EXERCISE DIRECTIONS:
Every record below should be printed exactly as it appears.
━━ LISTED ENTRIES
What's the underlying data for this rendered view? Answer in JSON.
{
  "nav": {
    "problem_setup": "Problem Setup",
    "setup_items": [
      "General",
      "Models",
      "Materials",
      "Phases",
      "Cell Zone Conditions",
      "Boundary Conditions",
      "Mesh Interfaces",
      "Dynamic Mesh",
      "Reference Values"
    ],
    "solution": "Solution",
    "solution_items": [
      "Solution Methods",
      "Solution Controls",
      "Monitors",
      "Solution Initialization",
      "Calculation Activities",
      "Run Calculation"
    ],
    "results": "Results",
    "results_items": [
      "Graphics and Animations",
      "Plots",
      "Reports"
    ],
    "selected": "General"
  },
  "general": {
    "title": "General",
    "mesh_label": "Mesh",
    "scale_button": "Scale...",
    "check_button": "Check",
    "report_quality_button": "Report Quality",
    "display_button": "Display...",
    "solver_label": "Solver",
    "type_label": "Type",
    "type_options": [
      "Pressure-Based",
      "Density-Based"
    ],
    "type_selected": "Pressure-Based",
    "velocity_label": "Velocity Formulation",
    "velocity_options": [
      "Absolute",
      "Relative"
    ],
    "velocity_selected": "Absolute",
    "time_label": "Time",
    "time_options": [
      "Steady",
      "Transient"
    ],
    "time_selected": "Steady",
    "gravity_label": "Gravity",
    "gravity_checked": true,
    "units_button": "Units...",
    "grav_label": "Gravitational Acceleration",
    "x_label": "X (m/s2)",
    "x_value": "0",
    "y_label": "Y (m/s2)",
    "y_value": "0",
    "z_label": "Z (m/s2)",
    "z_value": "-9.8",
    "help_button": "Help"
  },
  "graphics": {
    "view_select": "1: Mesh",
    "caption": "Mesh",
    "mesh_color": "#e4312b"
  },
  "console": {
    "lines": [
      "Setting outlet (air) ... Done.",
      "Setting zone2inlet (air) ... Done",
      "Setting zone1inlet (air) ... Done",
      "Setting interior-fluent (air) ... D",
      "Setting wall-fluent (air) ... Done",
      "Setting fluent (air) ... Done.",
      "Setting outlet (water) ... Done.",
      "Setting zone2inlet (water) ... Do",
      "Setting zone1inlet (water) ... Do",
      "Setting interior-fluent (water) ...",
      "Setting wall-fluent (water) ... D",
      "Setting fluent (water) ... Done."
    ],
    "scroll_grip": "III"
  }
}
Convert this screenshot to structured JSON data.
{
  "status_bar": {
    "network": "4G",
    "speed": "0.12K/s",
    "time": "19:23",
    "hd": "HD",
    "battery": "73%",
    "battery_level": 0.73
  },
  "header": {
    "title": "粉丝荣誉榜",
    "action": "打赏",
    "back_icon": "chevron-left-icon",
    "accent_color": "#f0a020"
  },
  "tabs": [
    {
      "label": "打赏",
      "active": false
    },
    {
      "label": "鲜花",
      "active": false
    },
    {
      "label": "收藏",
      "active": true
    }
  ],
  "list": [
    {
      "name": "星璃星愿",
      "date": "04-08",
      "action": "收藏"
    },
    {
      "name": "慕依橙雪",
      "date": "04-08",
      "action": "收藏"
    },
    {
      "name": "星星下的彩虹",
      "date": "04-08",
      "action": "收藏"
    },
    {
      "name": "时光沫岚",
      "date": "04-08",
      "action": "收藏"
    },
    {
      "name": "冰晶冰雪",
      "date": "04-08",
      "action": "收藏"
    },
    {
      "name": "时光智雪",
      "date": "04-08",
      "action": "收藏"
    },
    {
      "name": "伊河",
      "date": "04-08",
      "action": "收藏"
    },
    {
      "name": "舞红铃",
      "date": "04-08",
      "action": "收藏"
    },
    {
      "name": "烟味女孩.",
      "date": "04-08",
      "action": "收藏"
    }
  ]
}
━━━━
RESPONSE:
What's the underlying data for this rendered view? Answer in JSON.
{
  "nav": {
    "problem_setup": "Problem Setup",
    "setup_items": [
      "General",
      "Models",
      "Materials",
      "Phases",
      "Cell Zone Conditions",
      "Boundary Conditions",
      "Mesh Interfaces",
      "Dynamic Mesh",
      "Reference Values"
    ],
    "solution": "Solution",
    "solution_items": [
      "Solution Methods",
      "Solution Controls",
      "Monitors",
      "Solution Initialization",
      "Calculation Activities",
      "Run Calculation"
    ],
    "results": "Results",
    "results_items": [
      "Graphics and Animations",
      "Plots",
      "Reports"
    ],
    "selected": "General"
  },
  "general": {
    "title": "General",
    "mesh_label": "Mesh",
    "scale_button": "Scale...",
    "check_button": "Check",
    "report_quality_button": "Report Quality",
    "display_button": "Display...",
    "solver_label": "Solver",
    "type_label": "Type",
    "type_options": [
      "Pressure-Based",
      "Density-Based"
    ],
    "type_selected": "Pressure-Based",
    "velocity_label": "Velocity Formulation",
    "velocity_options": [
      "Absolute",
      "Relative"
    ],
    "velocity_selected": "Absolute",
    "time_label": "Time",
    "time_options": [
      "Steady",
      "Transient"
    ],
    "time_selected": "Steady",
    "gravity_label": "Gravity",
    "gravity_checked": true,
    "units_button": "Units...",
    "grav_label": "Gravitational Acceleration",
    "x_label": "X (m/s2)",
    "x_value": "0",
    "y_label": "Y (m/s2)",
    "y_value": "0",
    "z_label": "Z (m/s2)",
    "z_value": "-9.8",
    "help_button": "Help"
  },
  "graphics": {
    "view_select": "1: Mesh",
    "caption": "Mesh",
    "mesh_color": "#e4312b"
  },
  "console": {
    "lines": [
      "Setting outlet (air) ... Done.",
      "Setting zone2inlet (air) ... Done",
      "Setting zone1inlet (air) ... Done",
      "Setting interior-fluent (air) ... D",
      "Setting wall-fluent (air) ... Done",
      "Setting fluent (air) ... Done.",
      "Setting outlet (water) ... Done.",
      "Setting zone2inlet (water) ... Do",
      "Setting zone1inlet (water) ... Do",
      "Setting interior-fluent (water) ...",
      "Setting wall-fluent (water) ... D",
      "Setting fluent (water) ... Done."
    ],
    "scroll_grip": "III"
  }
}
Convert this screenshot to structured JSON data.
{
  "status_bar": {
    "network": "4G",
    "speed": "0.12K/s",
    "time": "19:23",
    "hd": "HD",
    "battery": "73%",
    "battery_level": 0.73
  },
  "header": {
    "title": "粉丝荣誉榜",
    "action": "打赏",
    "back_icon": "chevron-left-icon",
    "accent_color": "#f0a020"
  },
  "tabs": [
    {
      "label": "打赏",
      "active": false
    },
    {
      "label": "鲜花",
      "active": false
    },
    {
      "label": "收藏",
      "active": true
    }
  ],
  "list": [
    {
      "name": "星璃星愿",
      "date": "04-08",
      "action": "收藏"
    },
    {
      "name": "慕依橙雪",
      "date": "04-08",
      "action": "收藏"
    },
    {
      "name": "星星下的彩虹",
      "date": "04-08",
      "action": "收藏"
    },
    {
      "name": "时光沫岚",
      "date": "04-08",
      "action": "收藏"
    },
    {
      "name": "冰晶冰雪",
      "date": "04-08",
      "action": "收藏"
    },
    {
      "name": "时光智雪",
      "date": "04-08",
      "action": "收藏"
    },
    {
      "name": "伊河",
      "date": "04-08",
      "action": "收藏"
    },
    {
      "name": "舞红铃",
      "date": "04-08",
      "action": "收藏"
    },
    {
      "name": "烟味女孩.",
      "date": "04-08",
      "action": "收藏"
    }
  ]
}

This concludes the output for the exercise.